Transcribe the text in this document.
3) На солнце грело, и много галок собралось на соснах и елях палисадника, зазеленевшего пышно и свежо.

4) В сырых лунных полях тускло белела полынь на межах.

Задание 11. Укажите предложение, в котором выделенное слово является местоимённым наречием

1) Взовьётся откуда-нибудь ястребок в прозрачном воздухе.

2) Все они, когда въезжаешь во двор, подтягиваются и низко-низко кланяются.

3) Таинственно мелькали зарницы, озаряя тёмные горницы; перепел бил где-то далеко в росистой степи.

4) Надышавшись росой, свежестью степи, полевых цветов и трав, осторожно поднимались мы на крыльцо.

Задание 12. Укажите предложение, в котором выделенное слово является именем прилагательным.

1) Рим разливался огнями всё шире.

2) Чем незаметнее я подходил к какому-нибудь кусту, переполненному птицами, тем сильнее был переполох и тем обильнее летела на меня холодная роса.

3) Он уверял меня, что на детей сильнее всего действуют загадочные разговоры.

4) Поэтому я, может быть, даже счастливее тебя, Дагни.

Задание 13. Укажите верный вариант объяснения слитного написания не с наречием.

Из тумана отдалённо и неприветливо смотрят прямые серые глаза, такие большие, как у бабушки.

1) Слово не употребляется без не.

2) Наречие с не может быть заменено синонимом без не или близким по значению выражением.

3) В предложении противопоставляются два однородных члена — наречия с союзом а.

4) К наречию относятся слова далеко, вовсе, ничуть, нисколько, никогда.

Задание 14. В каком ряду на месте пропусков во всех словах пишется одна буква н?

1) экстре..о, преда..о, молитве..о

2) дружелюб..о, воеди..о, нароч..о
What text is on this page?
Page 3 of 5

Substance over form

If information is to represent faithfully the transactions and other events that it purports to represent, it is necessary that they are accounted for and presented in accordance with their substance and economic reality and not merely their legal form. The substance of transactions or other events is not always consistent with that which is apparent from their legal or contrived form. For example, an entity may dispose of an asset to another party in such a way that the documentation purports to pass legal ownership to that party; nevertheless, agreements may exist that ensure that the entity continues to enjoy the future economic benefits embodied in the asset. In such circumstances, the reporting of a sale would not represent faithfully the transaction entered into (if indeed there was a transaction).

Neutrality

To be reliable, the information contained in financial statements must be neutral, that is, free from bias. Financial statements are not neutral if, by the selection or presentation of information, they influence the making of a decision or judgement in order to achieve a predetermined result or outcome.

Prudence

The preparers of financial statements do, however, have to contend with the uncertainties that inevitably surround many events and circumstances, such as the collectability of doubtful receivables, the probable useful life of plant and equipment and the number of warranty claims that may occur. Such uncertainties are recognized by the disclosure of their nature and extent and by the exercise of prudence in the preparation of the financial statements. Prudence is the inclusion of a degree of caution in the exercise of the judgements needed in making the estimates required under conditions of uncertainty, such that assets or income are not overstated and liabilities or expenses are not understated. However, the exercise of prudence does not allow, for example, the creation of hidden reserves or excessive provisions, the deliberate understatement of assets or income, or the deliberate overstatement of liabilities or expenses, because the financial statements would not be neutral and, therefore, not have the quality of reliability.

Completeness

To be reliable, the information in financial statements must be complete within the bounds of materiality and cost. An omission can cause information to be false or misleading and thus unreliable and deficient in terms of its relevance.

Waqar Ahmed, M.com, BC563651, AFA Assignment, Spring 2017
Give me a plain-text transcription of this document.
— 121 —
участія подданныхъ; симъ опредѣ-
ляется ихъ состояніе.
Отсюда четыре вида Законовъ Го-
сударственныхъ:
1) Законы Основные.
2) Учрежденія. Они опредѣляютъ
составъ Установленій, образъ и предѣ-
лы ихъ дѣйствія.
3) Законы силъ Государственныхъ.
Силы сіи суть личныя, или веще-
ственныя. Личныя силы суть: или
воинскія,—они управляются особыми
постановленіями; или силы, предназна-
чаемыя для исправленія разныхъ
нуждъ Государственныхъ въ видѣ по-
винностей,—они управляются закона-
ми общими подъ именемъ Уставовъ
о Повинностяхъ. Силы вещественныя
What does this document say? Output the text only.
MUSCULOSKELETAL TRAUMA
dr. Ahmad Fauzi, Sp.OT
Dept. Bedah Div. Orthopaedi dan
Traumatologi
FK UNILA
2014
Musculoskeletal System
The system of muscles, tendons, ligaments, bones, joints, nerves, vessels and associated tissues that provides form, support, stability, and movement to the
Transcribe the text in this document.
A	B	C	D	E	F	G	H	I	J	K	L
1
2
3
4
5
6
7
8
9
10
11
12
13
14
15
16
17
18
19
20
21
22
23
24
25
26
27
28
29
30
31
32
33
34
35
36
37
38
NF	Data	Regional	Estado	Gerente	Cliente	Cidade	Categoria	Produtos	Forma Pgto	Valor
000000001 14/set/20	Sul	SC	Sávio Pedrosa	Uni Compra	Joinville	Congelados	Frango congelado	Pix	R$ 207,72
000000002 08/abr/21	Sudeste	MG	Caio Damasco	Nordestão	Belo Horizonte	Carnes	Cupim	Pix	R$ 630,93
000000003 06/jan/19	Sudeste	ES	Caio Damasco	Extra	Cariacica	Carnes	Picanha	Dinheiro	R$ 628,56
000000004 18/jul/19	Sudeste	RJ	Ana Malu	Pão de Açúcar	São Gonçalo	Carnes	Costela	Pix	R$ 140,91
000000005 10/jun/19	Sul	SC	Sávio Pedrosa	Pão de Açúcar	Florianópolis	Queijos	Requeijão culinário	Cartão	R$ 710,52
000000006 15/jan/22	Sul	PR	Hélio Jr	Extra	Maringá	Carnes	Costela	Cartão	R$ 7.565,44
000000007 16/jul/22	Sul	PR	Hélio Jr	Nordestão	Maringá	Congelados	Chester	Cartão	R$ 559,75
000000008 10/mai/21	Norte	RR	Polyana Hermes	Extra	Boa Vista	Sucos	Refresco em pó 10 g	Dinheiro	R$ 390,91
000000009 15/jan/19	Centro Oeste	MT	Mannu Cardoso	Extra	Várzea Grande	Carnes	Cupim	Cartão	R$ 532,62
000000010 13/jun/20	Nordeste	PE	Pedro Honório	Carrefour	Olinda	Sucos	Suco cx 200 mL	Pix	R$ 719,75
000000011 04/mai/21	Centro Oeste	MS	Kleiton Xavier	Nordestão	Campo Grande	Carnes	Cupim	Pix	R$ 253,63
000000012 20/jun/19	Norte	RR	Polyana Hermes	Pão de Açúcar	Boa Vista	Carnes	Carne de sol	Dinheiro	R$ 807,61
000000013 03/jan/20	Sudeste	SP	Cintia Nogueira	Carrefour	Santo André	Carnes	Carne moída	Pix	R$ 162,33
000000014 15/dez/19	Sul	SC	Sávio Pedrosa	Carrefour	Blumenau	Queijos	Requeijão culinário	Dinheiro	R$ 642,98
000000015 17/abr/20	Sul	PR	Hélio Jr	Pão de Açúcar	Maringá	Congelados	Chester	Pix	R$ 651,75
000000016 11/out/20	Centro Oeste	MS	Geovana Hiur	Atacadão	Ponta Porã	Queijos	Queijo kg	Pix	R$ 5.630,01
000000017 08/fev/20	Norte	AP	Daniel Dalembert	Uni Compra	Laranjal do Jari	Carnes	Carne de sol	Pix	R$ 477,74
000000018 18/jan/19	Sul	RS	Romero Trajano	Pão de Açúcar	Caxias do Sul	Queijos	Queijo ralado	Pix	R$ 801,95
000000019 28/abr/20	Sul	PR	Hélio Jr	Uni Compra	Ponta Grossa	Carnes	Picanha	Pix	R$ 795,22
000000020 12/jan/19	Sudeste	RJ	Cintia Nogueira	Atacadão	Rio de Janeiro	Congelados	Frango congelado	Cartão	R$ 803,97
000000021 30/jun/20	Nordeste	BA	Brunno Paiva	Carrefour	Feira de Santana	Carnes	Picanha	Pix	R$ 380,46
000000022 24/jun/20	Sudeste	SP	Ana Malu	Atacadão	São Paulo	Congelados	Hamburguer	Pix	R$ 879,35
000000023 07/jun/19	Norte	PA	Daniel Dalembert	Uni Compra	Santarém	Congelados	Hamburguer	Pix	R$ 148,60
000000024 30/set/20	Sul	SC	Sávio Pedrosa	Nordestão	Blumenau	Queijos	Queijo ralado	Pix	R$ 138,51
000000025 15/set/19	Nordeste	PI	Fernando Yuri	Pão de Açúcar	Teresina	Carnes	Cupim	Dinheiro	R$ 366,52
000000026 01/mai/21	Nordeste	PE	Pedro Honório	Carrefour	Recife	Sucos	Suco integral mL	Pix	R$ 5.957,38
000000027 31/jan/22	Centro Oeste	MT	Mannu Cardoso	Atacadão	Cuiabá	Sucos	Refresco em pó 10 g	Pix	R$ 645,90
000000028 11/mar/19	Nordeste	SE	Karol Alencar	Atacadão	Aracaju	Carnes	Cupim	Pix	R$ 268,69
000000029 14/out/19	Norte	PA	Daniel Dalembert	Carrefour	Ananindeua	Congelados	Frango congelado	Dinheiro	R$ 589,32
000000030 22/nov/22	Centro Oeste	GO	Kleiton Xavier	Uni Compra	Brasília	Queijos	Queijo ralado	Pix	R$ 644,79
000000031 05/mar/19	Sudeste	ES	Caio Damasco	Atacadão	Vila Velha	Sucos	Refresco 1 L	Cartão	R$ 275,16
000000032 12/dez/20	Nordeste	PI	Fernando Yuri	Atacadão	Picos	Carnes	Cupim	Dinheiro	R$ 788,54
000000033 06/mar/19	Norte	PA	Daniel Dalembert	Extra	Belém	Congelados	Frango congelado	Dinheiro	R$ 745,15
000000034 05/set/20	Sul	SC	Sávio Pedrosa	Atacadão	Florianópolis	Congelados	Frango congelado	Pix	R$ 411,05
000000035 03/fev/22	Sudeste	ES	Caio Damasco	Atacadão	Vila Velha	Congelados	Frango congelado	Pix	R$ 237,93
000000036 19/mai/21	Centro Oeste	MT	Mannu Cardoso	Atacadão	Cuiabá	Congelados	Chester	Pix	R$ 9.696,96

======

▶ **AIM**
Pull every line containing "Cintia" from the data.

▶ **THE SOLUTION**
000000013 03/jan/20	Sudeste	SP	Cintia Nogueira	Carrefour	Santo André	Carnes	Carne moída	Pix	R$ 162,33
000000020 12/jan/19	Sudeste	RJ	Cintia Nogueira	Atacadão	Rio de Janeiro	Congelados	Frango congelado	Cartão	R$ 803,97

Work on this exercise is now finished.